*INPUT ROWS*
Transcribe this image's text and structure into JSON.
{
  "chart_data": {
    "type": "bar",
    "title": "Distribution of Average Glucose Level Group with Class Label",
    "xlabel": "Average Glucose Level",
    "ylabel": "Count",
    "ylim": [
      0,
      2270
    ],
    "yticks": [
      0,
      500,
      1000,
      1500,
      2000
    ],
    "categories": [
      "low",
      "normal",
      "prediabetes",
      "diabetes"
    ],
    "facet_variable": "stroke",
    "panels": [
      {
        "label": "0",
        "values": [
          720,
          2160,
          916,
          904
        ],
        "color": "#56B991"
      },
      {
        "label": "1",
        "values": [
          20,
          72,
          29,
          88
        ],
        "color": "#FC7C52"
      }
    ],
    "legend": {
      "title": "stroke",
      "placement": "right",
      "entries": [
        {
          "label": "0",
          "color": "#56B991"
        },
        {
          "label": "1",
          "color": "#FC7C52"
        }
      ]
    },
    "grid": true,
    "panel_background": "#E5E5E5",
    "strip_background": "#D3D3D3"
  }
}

*TO DO*
Extract each record, keeping it identical to the original.

*RESULT OF THE TASK*
Transcribe this image's text and structure into JSON.
{
  "chart_data": {
    "type": "bar",
    "title": "Distribution of Average Glucose Level Group with Class Label",
    "xlabel": "Average Glucose Level",
    "ylabel": "Count",
    "ylim": [
      0,
      2270
    ],
    "yticks": [
      0,
      500,
      1000,
      1500,
      2000
    ],
    "categories": [
      "low",
      "normal",
      "prediabetes",
      "diabetes"
    ],
    "facet_variable": "stroke",
    "panels": [
      {
        "label": "0",
        "values": [
          720,
          2160,
          916,
          904
        ],
        "color": "#56B991"
      },
      {
        "label": "1",
        "values": [
          20,
          72,
          29,
          88
        ],
        "color": "#FC7C52"
      }
    ],
    "legend": {
      "title": "stroke",
      "placement": "right",
      "entries": [
        {
          "label": "0",
          "color": "#56B991"
        },
        {
          "label": "1",
          "color": "#FC7C52"
        }
      ]
    },
    "grid": true,
    "panel_background": "#E5E5E5",
    "strip_background": "#D3D3D3"
  }
}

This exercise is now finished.